● Given instruction
Print each line exactly as it is given.

⁂

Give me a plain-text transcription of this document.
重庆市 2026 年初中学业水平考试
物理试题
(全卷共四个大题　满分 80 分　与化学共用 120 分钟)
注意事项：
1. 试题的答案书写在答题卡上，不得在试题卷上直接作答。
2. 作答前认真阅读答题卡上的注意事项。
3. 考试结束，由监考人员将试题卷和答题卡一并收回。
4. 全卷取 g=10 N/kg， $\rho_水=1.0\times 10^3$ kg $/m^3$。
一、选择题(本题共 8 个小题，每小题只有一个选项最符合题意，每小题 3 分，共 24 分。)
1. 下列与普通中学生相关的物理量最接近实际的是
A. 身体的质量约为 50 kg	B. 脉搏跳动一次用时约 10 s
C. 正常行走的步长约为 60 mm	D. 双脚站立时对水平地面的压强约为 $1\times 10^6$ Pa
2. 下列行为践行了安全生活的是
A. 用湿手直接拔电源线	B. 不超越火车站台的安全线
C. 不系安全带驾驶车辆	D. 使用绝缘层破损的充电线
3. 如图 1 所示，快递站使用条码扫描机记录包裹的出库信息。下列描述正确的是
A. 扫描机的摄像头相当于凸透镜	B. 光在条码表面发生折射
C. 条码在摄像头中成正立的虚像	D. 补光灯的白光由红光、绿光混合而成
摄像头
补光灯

⁂

● The completed task
Give me a plain-text transcription of this document.
重庆市 2026 年初中学业水平考试
物理试题
(全卷共四个大题　满分 80 分　与化学共用 120 分钟)
注意事项：
1. 试题的答案书写在答题卡上，不得在试题卷上直接作答。
2. 作答前认真阅读答题卡上的注意事项。
3. 考试结束，由监考人员将试题卷和答题卡一并收回。
4. 全卷取 g=10 N/kg， $\rho_水=1.0\times 10^3$ kg $/m^3$。
一、选择题(本题共 8 个小题，每小题只有一个选项最符合题意，每小题 3 分，共 24 分。)
1. 下列与普通中学生相关的物理量最接近实际的是
A. 身体的质量约为 50 kg	B. 脉搏跳动一次用时约 10 s
C. 正常行走的步长约为 60 mm	D. 双脚站立时对水平地面的压强约为 $1\times 10^6$ Pa
2. 下列行为践行了安全生活的是
A. 用湿手直接拔电源线	B. 不超越火车站台的安全线
C. 不系安全带驾驶车辆	D. 使用绝缘层破损的充电线
3. 如图 1 所示，快递站使用条码扫描机记录包裹的出库信息。下列描述正确的是
A. 扫描机的摄像头相当于凸透镜	B. 光在条码表面发生折射
C. 条码在摄像头中成正立的虚像	D. 补光灯的白光由红光、绿光混合而成
摄像头
补光灯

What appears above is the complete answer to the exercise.